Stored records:
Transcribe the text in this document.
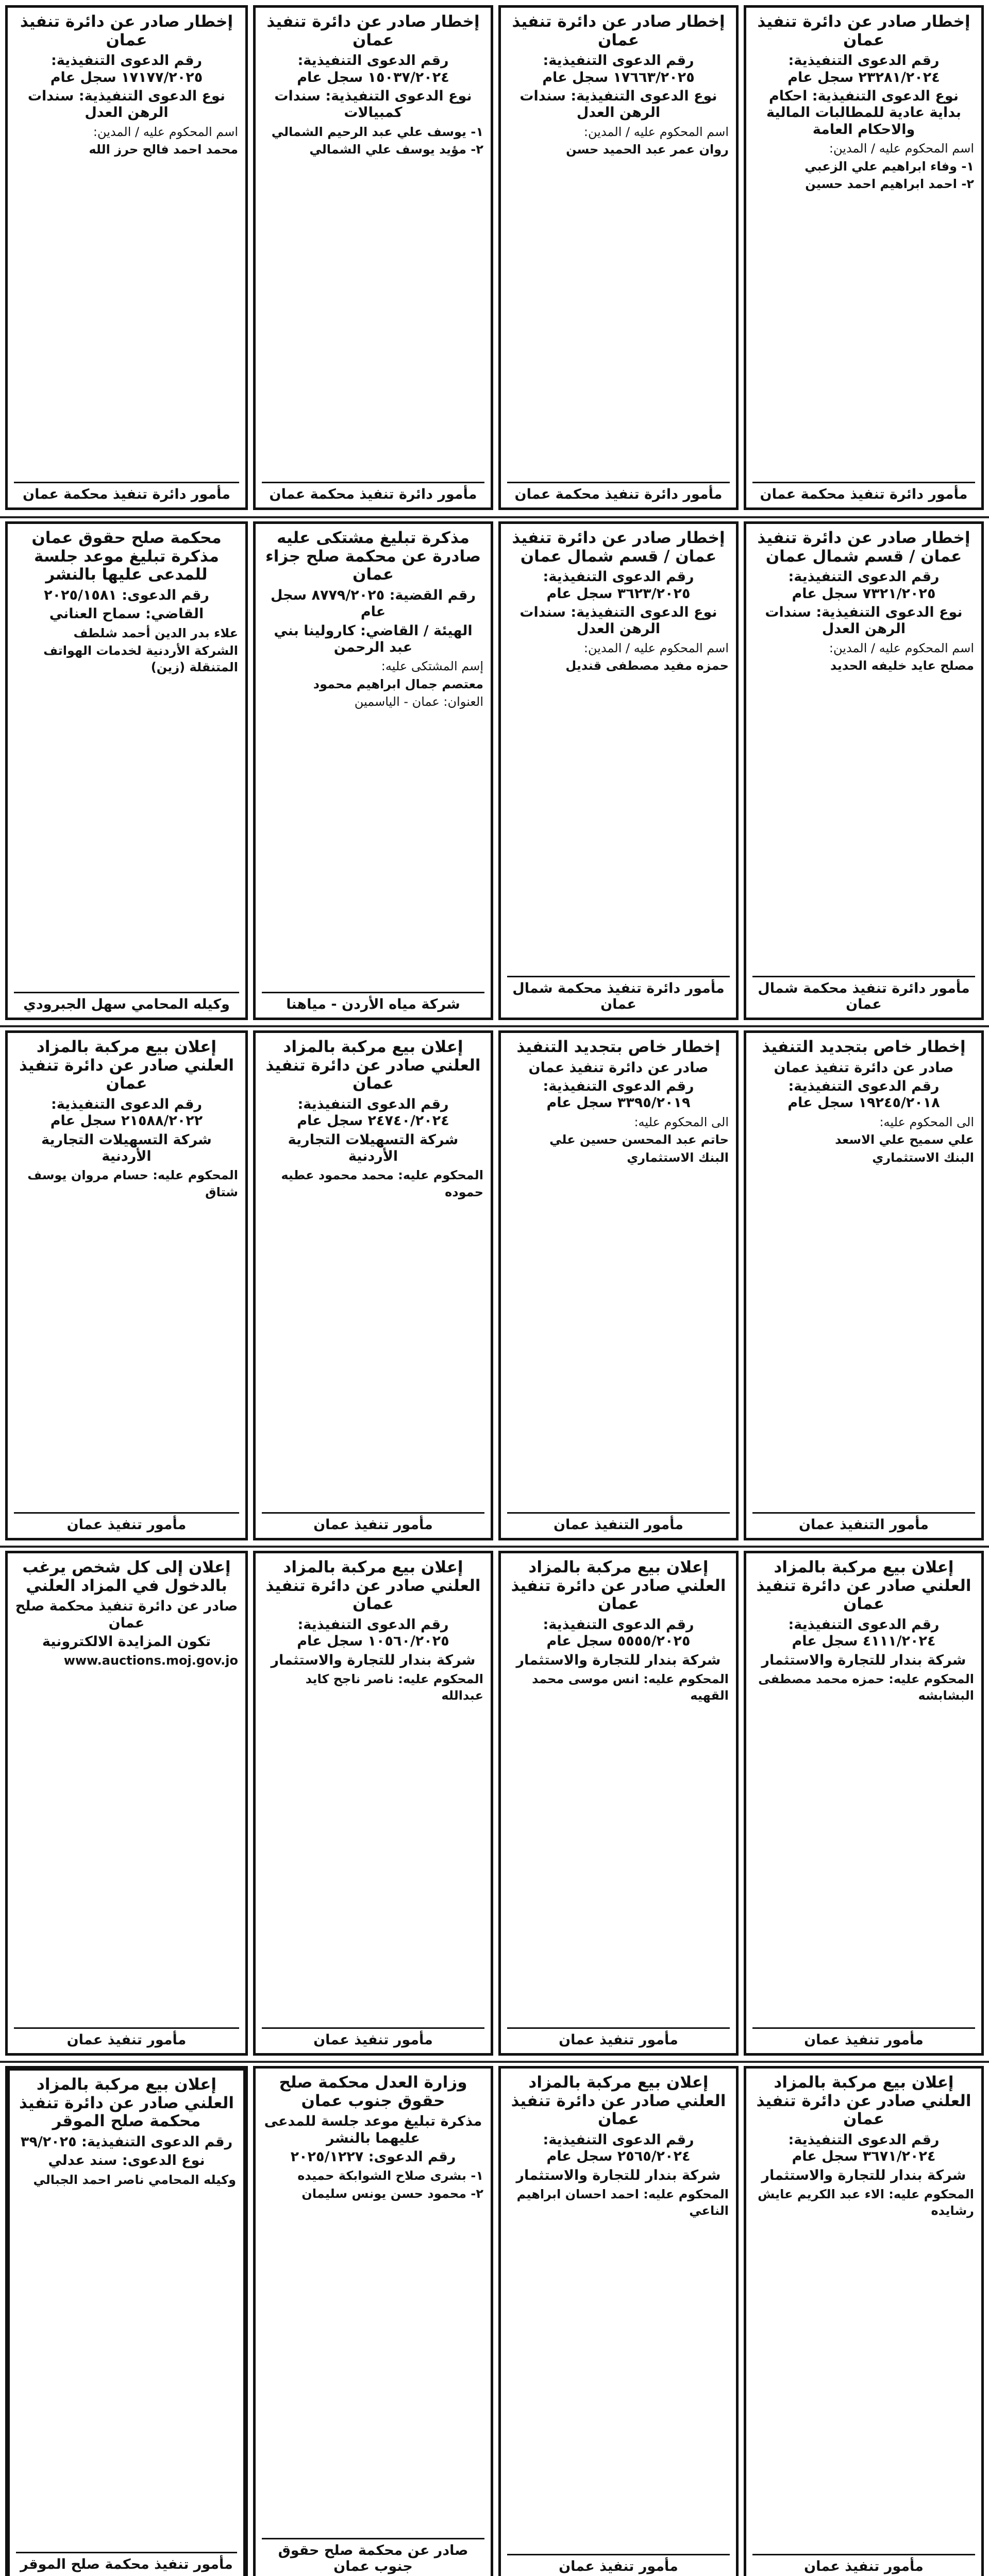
إخطار صادر عن دائرة تنفيذ عمان
رقم الدعوى التنفيذية: ٢٣٢٨١/٢٠٢٤ سجل عام
نوع الدعوى التنفيذية: احكام بداية عادية للمطالبات المالية والاحكام العامة
اسم المحكوم عليه / المدين:
١- وفاء ابراهيم علي الزعبي
٢- احمد ابراهيم احمد حسين
مأمور دائرة تنفيذ محكمة عمان
إخطار صادر عن دائرة تنفيذ عمان
رقم الدعوى التنفيذية: ١٧٦٦٣/٢٠٢٥ سجل عام
نوع الدعوى التنفيذية: سندات الرهن العدل
اسم المحكوم عليه / المدين:
روان عمر عبد الحميد حسن
مأمور دائرة تنفيذ محكمة عمان
إخطار صادر عن دائرة تنفيذ عمان
رقم الدعوى التنفيذية: ١٥٠٣٧/٢٠٢٤ سجل عام
نوع الدعوى التنفيذية: سندات كمبيالات
١- يوسف علي عبد الرحيم الشمالي
٢- مؤيد يوسف علي الشمالي
مأمور دائرة تنفيذ محكمة عمان
إخطار صادر عن دائرة تنفيذ عمان
رقم الدعوى التنفيذية: ١٧١٧٧/٢٠٢٥ سجل عام
نوع الدعوى التنفيذية: سندات الرهن العدل
اسم المحكوم عليه / المدين:
محمد احمد فالح حرز الله
مأمور دائرة تنفيذ محكمة عمان
إخطار صادر عن دائرة تنفيذ عمان / قسم شمال عمان
رقم الدعوى التنفيذية: ٧٣٢١/٢٠٢٥ سجل عام
نوع الدعوى التنفيذية: سندات الرهن العدل
اسم المحكوم عليه / المدين:
مصلح عايد خليفه الحديد
مأمور دائرة تنفيذ محكمة شمال عمان
إخطار صادر عن دائرة تنفيذ عمان / قسم شمال عمان
رقم الدعوى التنفيذية: ٣٦٢٣/٢٠٢٥ سجل عام
نوع الدعوى التنفيذية: سندات الرهن العدل
اسم المحكوم عليه / المدين:
حمزه مفيد مصطفى قنديل
مأمور دائرة تنفيذ محكمة شمال عمان
مذكرة تبليغ مشتكى عليه صادرة عن محكمة صلح جزاء عمان
رقم القضية: ٨٧٧٩/٢٠٢٥ سجل عام
الهيئة / القاضي: كارولينا بني عبد الرحمن
إسم المشتكى عليه:
معتصم جمال ابراهيم محمود
العنوان: عمان - الياسمين
شركة مياه الأردن - مياهنا
محكمة صلح حقوق عمان مذكرة تبليغ موعد جلسة للمدعى عليها بالنشر
رقم الدعوى: ٢٠٢٥/١٥٨١
القاضي: سماح العناني
علاء بدر الدين أحمد شلطف
الشركة الأردنية لخدمات الهواتف المتنقلة (زين)
وكيله المحامي سهل الجبرودي
إخطار خاص بتجديد التنفيذ
صادر عن دائرة تنفيذ عمان
رقم الدعوى التنفيذية: ١٩٢٤٥/٢٠١٨ سجل عام
الى المحكوم عليه:
علي سميح علي الاسعد
البنك الاستثماري
مأمور التنفيذ عمان
إخطار خاص بتجديد التنفيذ
صادر عن دائرة تنفيذ عمان
رقم الدعوى التنفيذية: ٣٣٩٥/٢٠١٩ سجل عام
الى المحكوم عليه:
حاتم عبد المحسن حسين علي
البنك الاستثماري
مأمور التنفيذ عمان
إعلان بيع مركبة بالمزاد العلني صادر عن دائرة تنفيذ عمان
رقم الدعوى التنفيذية: ٢٤٧٤٠/٢٠٢٤ سجل عام
شركة التسهيلات التجارية الأردنية
المحكوم عليه: محمد محمود عطيه حموده
مأمور تنفيذ عمان
إعلان بيع مركبة بالمزاد العلني صادر عن دائرة تنفيذ عمان
رقم الدعوى التنفيذية: ٢١٥٨٨/٢٠٢٢ سجل عام
شركة التسهيلات التجارية الأردنية
المحكوم عليه: حسام مروان يوسف شتاق
مأمور تنفيذ عمان
إعلان بيع مركبة بالمزاد العلني صادر عن دائرة تنفيذ عمان
رقم الدعوى التنفيذية: ٤١١١/٢٠٢٤ سجل عام
شركة بندار للتجارة والاستثمار
المحكوم عليه: حمزه محمد مصطفى البشابشه
مأمور تنفيذ عمان
إعلان بيع مركبة بالمزاد العلني صادر عن دائرة تنفيذ عمان
رقم الدعوى التنفيذية: ٥٥٥٥/٢٠٢٥ سجل عام
شركة بندار للتجارة والاستثمار
المحكوم عليه: انس موسى محمد القهيه
مأمور تنفيذ عمان
إعلان بيع مركبة بالمزاد العلني صادر عن دائرة تنفيذ عمان
رقم الدعوى التنفيذية: ١٠٥٦٠/٢٠٢٥ سجل عام
شركة بندار للتجارة والاستثمار
المحكوم عليه: ناصر ناجح كايد عبدالله
مأمور تنفيذ عمان
إعلان إلى كل شخص يرغب بالدخول في المزاد العلني
صادر عن دائرة تنفيذ محكمة صلح عمان
تكون المزايدة الالكترونية
www.auctions.moj.gov.jo
مأمور تنفيذ عمان
إعلان بيع مركبة بالمزاد العلني صادر عن دائرة تنفيذ عمان
رقم الدعوى التنفيذية: ٣٦٧١/٢٠٢٤ سجل عام
شركة بندار للتجارة والاستثمار
المحكوم عليه: الاء عبد الكريم عايش رشايده
مأمور تنفيذ عمان
إعلان بيع مركبة بالمزاد العلني صادر عن دائرة تنفيذ عمان
رقم الدعوى التنفيذية: ٢٥٦٥/٢٠٢٤ سجل عام
شركة بندار للتجارة والاستثمار
المحكوم عليه: احمد احسان ابراهيم الناعي
مأمور تنفيذ عمان
وزارة العدل محكمة صلح حقوق جنوب عمان
مذكرة تبليغ موعد جلسة للمدعى عليهما بالنشر
رقم الدعوى: ٢٠٢٥/١٢٢٧
١- بشرى صلاح الشوابكة حميده
٢- محمود حسن يونس سليمان
صادر عن محكمة صلح حقوق جنوب عمان
إعلان بيع مركبة بالمزاد العلني صادر عن دائرة تنفيذ محكمة صلح الموقر
رقم الدعوى التنفيذية: ٣٩/٢٠٢٥
نوع الدعوى: سند عدلي
وكيله المحامي ناصر احمد الجبالي
مأمور تنفيذ محكمة صلح الموقر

§ **AIM OF THE EXERCISE**
Go through the listing above and write it all out exactly, leaving out any picture.

§ **EXERCISE SOLUTION**
Transcribe the text in this document.
إخطار صادر عن دائرة تنفيذ عمان
رقم الدعوى التنفيذية: ٢٣٢٨١/٢٠٢٤ سجل عام
نوع الدعوى التنفيذية: احكام بداية عادية للمطالبات المالية والاحكام العامة
اسم المحكوم عليه / المدين:
١- وفاء ابراهيم علي الزعبي
٢- احمد ابراهيم احمد حسين
مأمور دائرة تنفيذ محكمة عمان
إخطار صادر عن دائرة تنفيذ عمان
رقم الدعوى التنفيذية: ١٧٦٦٣/٢٠٢٥ سجل عام
نوع الدعوى التنفيذية: سندات الرهن العدل
اسم المحكوم عليه / المدين:
روان عمر عبد الحميد حسن
مأمور دائرة تنفيذ محكمة عمان
إخطار صادر عن دائرة تنفيذ عمان
رقم الدعوى التنفيذية: ١٥٠٣٧/٢٠٢٤ سجل عام
نوع الدعوى التنفيذية: سندات كمبيالات
١- يوسف علي عبد الرحيم الشمالي
٢- مؤيد يوسف علي الشمالي
مأمور دائرة تنفيذ محكمة عمان
إخطار صادر عن دائرة تنفيذ عمان
رقم الدعوى التنفيذية: ١٧١٧٧/٢٠٢٥ سجل عام
نوع الدعوى التنفيذية: سندات الرهن العدل
اسم المحكوم عليه / المدين:
محمد احمد فالح حرز الله
مأمور دائرة تنفيذ محكمة عمان
إخطار صادر عن دائرة تنفيذ عمان / قسم شمال عمان
رقم الدعوى التنفيذية: ٧٣٢١/٢٠٢٥ سجل عام
نوع الدعوى التنفيذية: سندات الرهن العدل
اسم المحكوم عليه / المدين:
مصلح عايد خليفه الحديد
مأمور دائرة تنفيذ محكمة شمال عمان
إخطار صادر عن دائرة تنفيذ عمان / قسم شمال عمان
رقم الدعوى التنفيذية: ٣٦٢٣/٢٠٢٥ سجل عام
نوع الدعوى التنفيذية: سندات الرهن العدل
اسم المحكوم عليه / المدين:
حمزه مفيد مصطفى قنديل
مأمور دائرة تنفيذ محكمة شمال عمان
مذكرة تبليغ مشتكى عليه صادرة عن محكمة صلح جزاء عمان
رقم القضية: ٨٧٧٩/٢٠٢٥ سجل عام
الهيئة / القاضي: كارولينا بني عبد الرحمن
إسم المشتكى عليه:
معتصم جمال ابراهيم محمود
العنوان: عمان - الياسمين
شركة مياه الأردن - مياهنا
محكمة صلح حقوق عمان مذكرة تبليغ موعد جلسة للمدعى عليها بالنشر
رقم الدعوى: ٢٠٢٥/١٥٨١
القاضي: سماح العناني
علاء بدر الدين أحمد شلطف
الشركة الأردنية لخدمات الهواتف المتنقلة (زين)
وكيله المحامي سهل الجبرودي
إخطار خاص بتجديد التنفيذ
صادر عن دائرة تنفيذ عمان
رقم الدعوى التنفيذية: ١٩٢٤٥/٢٠١٨ سجل عام
الى المحكوم عليه:
علي سميح علي الاسعد
البنك الاستثماري
مأمور التنفيذ عمان
إخطار خاص بتجديد التنفيذ
صادر عن دائرة تنفيذ عمان
رقم الدعوى التنفيذية: ٣٣٩٥/٢٠١٩ سجل عام
الى المحكوم عليه:
حاتم عبد المحسن حسين علي
البنك الاستثماري
مأمور التنفيذ عمان
إعلان بيع مركبة بالمزاد العلني صادر عن دائرة تنفيذ عمان
رقم الدعوى التنفيذية: ٢٤٧٤٠/٢٠٢٤ سجل عام
شركة التسهيلات التجارية الأردنية
المحكوم عليه: محمد محمود عطيه حموده
مأمور تنفيذ عمان
إعلان بيع مركبة بالمزاد العلني صادر عن دائرة تنفيذ عمان
رقم الدعوى التنفيذية: ٢١٥٨٨/٢٠٢٢ سجل عام
شركة التسهيلات التجارية الأردنية
المحكوم عليه: حسام مروان يوسف شتاق
مأمور تنفيذ عمان
إعلان بيع مركبة بالمزاد العلني صادر عن دائرة تنفيذ عمان
رقم الدعوى التنفيذية: ٤١١١/٢٠٢٤ سجل عام
شركة بندار للتجارة والاستثمار
المحكوم عليه: حمزه محمد مصطفى البشابشه
مأمور تنفيذ عمان
إعلان بيع مركبة بالمزاد العلني صادر عن دائرة تنفيذ عمان
رقم الدعوى التنفيذية: ٥٥٥٥/٢٠٢٥ سجل عام
شركة بندار للتجارة والاستثمار
المحكوم عليه: انس موسى محمد القهيه
مأمور تنفيذ عمان
إعلان بيع مركبة بالمزاد العلني صادر عن دائرة تنفيذ عمان
رقم الدعوى التنفيذية: ١٠٥٦٠/٢٠٢٥ سجل عام
شركة بندار للتجارة والاستثمار
المحكوم عليه: ناصر ناجح كايد عبدالله
مأمور تنفيذ عمان
إعلان إلى كل شخص يرغب بالدخول في المزاد العلني
صادر عن دائرة تنفيذ محكمة صلح عمان
تكون المزايدة الالكترونية
www.auctions.moj.gov.jo
مأمور تنفيذ عمان
إعلان بيع مركبة بالمزاد العلني صادر عن دائرة تنفيذ عمان
رقم الدعوى التنفيذية: ٣٦٧١/٢٠٢٤ سجل عام
شركة بندار للتجارة والاستثمار
المحكوم عليه: الاء عبد الكريم عايش رشايده
مأمور تنفيذ عمان
إعلان بيع مركبة بالمزاد العلني صادر عن دائرة تنفيذ عمان
رقم الدعوى التنفيذية: ٢٥٦٥/٢٠٢٤ سجل عام
شركة بندار للتجارة والاستثمار
المحكوم عليه: احمد احسان ابراهيم الناعي
مأمور تنفيذ عمان
وزارة العدل محكمة صلح حقوق جنوب عمان
مذكرة تبليغ موعد جلسة للمدعى عليهما بالنشر
رقم الدعوى: ٢٠٢٥/١٢٢٧
١- بشرى صلاح الشوابكة حميده
٢- محمود حسن يونس سليمان
صادر عن محكمة صلح حقوق جنوب عمان
إعلان بيع مركبة بالمزاد العلني صادر عن دائرة تنفيذ محكمة صلح الموقر
رقم الدعوى التنفيذية: ٣٩/٢٠٢٥
نوع الدعوى: سند عدلي
وكيله المحامي ناصر احمد الجبالي
مأمور تنفيذ محكمة صلح الموقر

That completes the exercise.